--- The records ---

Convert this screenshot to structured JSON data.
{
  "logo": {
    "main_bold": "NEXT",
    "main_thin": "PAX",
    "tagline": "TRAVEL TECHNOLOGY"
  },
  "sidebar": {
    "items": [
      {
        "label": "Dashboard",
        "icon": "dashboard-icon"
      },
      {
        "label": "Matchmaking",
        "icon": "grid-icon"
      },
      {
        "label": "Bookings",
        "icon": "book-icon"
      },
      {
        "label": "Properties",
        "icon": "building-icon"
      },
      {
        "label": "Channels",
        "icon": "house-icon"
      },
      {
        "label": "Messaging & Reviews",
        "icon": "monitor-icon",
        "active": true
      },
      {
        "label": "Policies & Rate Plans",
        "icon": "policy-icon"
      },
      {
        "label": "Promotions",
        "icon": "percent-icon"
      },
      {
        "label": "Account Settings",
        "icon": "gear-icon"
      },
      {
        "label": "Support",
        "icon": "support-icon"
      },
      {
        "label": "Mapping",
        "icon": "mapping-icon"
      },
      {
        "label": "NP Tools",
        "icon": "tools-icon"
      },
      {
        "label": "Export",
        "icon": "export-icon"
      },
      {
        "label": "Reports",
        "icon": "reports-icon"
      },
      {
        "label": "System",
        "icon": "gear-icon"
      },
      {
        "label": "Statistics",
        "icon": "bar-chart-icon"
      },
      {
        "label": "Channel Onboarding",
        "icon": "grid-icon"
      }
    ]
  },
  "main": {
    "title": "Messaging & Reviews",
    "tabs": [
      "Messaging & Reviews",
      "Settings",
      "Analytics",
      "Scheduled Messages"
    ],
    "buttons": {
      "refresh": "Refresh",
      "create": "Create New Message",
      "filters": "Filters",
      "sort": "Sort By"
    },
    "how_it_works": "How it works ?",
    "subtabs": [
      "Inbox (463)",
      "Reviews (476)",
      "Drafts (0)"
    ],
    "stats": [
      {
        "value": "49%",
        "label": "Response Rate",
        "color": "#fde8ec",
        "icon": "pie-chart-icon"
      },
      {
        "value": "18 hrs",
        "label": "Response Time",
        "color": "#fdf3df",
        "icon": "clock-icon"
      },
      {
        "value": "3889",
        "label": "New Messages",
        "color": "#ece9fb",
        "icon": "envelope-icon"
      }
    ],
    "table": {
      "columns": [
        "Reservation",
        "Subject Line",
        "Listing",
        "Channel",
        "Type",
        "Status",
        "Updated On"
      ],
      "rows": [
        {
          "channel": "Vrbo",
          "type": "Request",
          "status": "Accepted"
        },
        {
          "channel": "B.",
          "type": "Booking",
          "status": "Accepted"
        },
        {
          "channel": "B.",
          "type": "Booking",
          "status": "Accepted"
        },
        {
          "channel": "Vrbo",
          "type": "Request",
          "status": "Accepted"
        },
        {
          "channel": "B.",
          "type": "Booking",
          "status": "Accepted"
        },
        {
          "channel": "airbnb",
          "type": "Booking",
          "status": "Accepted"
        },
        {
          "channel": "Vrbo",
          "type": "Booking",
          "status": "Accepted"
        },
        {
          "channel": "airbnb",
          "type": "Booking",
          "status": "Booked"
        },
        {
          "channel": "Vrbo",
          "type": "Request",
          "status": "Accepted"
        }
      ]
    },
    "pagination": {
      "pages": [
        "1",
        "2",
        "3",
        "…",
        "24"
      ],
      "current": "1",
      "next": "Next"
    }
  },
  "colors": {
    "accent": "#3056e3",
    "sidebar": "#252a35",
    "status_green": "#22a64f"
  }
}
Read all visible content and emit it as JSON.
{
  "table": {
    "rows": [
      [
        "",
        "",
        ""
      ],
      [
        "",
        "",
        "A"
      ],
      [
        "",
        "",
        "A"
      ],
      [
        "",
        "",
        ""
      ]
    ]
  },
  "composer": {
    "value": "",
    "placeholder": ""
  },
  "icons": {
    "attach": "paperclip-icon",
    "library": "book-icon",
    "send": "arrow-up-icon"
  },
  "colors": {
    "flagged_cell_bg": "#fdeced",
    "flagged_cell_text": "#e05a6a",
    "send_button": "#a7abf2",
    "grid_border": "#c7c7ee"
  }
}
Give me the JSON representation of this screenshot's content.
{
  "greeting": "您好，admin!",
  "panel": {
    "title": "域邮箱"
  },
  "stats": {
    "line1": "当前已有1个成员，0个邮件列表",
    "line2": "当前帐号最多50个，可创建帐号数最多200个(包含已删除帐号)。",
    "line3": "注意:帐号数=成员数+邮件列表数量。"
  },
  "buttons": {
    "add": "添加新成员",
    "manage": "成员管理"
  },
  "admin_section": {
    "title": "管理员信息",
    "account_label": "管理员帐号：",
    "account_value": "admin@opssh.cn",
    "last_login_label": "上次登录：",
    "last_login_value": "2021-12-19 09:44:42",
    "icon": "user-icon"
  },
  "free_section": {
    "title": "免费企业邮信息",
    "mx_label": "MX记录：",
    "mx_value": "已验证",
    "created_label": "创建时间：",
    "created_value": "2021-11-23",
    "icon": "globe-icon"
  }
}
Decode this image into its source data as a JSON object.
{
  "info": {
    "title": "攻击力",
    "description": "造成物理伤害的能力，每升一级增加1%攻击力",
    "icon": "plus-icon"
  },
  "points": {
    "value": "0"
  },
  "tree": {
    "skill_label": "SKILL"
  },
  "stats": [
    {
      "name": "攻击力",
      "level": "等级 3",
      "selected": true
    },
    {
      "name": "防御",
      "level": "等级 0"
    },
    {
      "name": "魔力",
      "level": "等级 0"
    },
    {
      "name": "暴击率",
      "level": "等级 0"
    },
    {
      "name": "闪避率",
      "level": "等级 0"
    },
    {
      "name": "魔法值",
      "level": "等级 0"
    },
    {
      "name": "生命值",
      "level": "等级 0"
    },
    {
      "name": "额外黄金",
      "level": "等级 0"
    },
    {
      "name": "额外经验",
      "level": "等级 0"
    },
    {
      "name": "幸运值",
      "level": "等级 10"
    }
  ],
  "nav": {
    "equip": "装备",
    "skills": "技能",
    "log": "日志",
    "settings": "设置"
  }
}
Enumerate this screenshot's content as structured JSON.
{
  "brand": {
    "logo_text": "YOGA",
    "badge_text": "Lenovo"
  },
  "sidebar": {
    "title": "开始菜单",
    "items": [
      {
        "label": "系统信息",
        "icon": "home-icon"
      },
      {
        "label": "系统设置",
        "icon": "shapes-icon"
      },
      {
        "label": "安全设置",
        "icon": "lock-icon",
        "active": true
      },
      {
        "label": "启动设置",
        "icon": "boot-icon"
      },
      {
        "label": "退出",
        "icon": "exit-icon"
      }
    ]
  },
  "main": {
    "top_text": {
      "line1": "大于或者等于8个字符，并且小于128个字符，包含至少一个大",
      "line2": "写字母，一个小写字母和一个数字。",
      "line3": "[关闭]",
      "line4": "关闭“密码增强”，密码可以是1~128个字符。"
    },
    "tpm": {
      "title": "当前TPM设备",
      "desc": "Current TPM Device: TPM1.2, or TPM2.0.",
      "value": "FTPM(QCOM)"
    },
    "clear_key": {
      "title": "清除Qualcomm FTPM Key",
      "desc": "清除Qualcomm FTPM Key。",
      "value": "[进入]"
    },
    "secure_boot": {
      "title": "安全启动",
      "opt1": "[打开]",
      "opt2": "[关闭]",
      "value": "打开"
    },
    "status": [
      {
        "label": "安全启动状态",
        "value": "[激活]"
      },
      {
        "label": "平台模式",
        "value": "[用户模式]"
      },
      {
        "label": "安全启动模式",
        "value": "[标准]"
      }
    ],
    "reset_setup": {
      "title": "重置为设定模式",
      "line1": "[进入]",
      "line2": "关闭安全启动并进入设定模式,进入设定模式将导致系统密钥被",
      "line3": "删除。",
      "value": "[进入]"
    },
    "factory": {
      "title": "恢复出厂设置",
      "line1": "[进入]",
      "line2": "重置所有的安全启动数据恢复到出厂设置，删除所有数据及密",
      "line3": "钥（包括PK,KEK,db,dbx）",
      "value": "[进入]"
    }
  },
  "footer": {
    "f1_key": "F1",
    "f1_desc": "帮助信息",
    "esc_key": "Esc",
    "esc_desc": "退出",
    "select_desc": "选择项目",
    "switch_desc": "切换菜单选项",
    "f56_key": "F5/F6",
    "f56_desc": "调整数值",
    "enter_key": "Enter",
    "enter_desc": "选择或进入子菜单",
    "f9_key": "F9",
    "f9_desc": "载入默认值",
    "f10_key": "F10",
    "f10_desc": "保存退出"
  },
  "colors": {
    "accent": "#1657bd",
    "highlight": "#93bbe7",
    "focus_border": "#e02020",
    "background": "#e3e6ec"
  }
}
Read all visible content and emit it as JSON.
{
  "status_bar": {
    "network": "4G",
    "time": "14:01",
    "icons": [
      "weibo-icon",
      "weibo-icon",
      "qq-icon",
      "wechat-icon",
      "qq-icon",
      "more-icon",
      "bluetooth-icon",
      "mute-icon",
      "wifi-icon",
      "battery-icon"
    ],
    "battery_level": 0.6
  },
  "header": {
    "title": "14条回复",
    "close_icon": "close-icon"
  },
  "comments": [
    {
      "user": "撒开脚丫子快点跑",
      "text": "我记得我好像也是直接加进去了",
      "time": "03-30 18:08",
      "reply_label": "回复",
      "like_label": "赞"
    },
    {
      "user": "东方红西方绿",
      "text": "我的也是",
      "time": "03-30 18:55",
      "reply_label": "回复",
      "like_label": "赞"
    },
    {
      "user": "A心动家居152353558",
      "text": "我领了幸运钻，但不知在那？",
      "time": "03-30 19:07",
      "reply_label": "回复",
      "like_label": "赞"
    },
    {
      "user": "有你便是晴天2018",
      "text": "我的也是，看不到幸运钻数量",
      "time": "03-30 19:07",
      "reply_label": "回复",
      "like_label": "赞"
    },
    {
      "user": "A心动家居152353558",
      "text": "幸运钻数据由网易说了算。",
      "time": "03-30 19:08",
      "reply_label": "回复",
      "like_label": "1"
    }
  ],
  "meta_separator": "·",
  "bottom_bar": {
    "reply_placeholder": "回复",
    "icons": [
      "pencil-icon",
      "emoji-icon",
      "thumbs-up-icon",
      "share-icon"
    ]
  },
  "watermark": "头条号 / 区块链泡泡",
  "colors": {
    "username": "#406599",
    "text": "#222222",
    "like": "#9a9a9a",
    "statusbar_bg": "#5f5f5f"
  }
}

---

The task: Return only the number of lines in the entries that contain the string "FTPM".

Written response: 3